### PROBLEM
Copy each line of the data below with the word "this".
▼▼▼
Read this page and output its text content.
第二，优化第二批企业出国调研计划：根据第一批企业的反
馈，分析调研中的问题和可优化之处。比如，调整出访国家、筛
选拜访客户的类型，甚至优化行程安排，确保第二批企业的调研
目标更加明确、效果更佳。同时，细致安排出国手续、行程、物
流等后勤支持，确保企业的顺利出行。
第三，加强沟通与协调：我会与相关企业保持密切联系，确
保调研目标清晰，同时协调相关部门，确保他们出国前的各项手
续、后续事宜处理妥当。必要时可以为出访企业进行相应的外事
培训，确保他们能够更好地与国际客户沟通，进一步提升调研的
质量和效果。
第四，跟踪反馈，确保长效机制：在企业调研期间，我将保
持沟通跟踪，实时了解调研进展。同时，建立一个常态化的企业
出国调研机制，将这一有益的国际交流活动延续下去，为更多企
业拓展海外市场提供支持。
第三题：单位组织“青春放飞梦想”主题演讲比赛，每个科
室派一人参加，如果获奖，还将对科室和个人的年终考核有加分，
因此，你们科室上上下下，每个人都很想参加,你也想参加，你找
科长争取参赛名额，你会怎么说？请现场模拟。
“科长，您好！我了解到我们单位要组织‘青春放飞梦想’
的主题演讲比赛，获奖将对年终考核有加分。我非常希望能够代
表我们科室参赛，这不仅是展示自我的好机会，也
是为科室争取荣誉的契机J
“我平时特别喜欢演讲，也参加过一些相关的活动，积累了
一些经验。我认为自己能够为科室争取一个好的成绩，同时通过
▲▲▲
▼▼▼
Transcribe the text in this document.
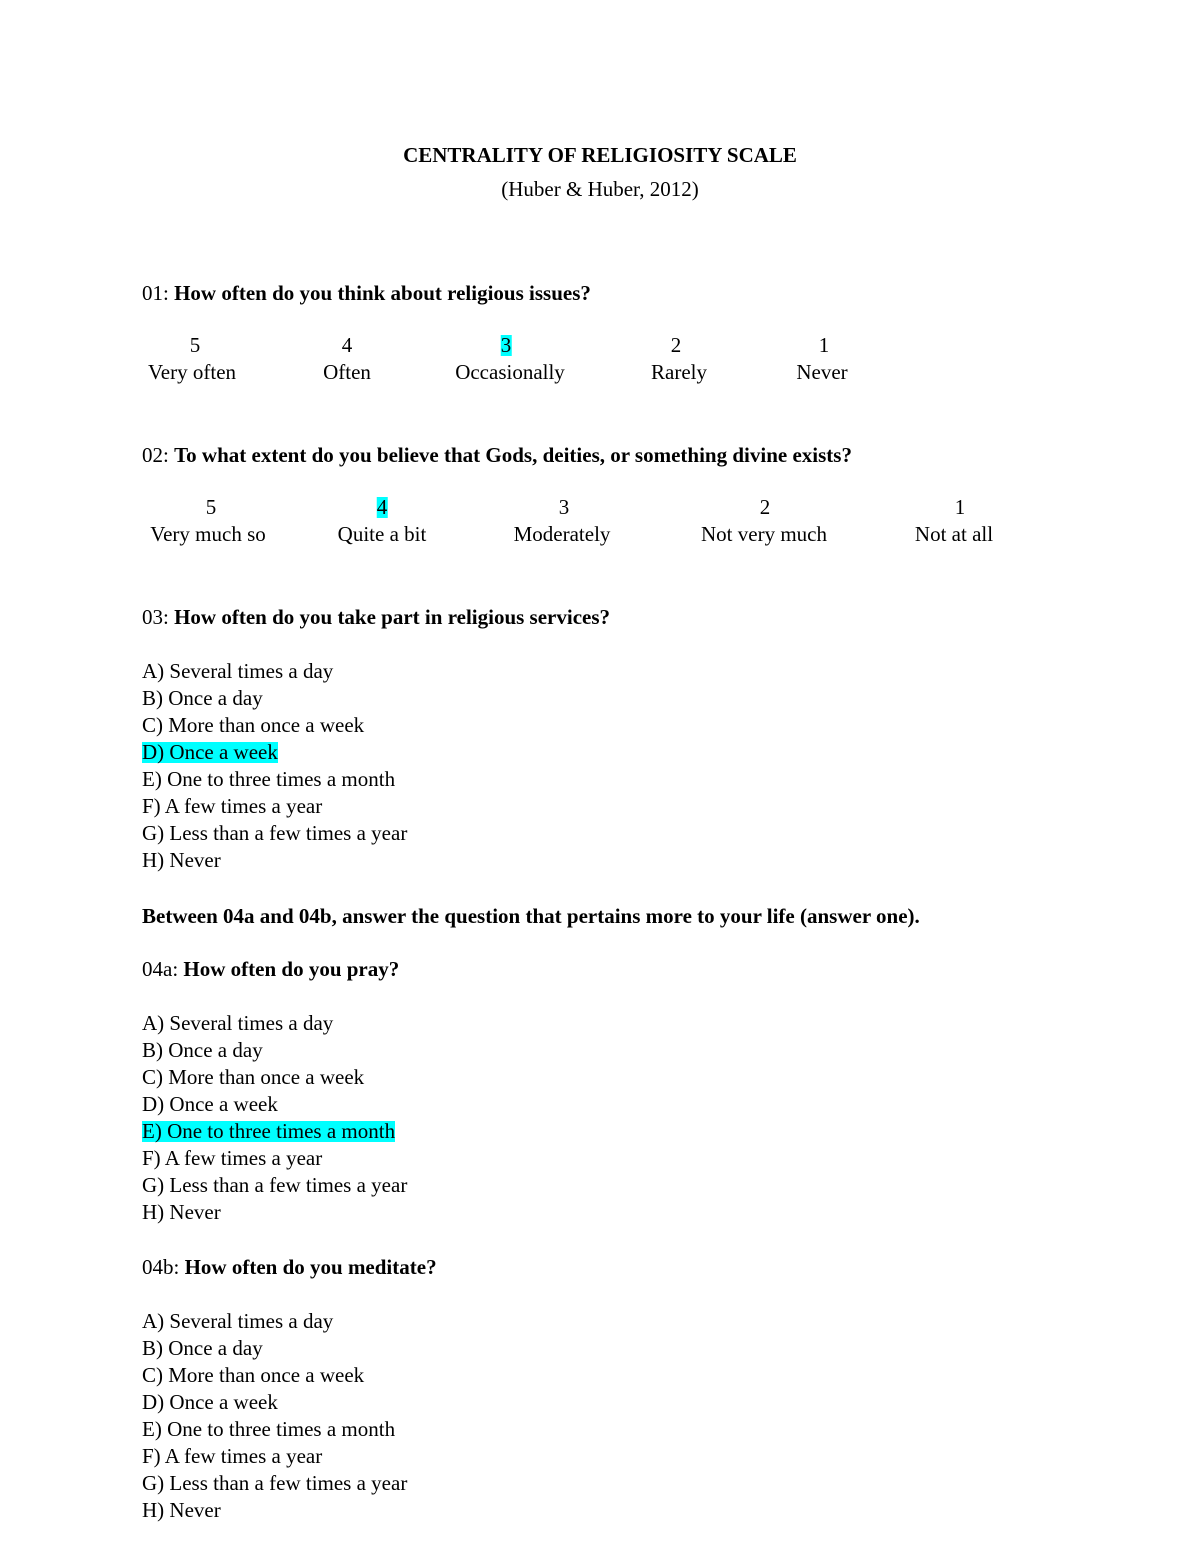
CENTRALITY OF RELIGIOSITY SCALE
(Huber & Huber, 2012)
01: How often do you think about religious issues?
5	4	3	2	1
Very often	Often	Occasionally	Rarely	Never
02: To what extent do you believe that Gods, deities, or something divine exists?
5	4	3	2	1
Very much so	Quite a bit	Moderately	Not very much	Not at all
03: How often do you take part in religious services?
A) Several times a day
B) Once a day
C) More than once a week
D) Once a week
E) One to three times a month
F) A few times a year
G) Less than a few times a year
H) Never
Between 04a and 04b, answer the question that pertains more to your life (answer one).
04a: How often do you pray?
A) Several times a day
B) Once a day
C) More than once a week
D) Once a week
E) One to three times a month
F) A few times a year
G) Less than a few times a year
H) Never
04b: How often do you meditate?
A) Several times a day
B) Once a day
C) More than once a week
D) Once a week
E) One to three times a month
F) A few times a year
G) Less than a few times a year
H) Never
▲▲▲
### TASK OUTPUT
Read this page and output its text content.
Transcribe the text in this document.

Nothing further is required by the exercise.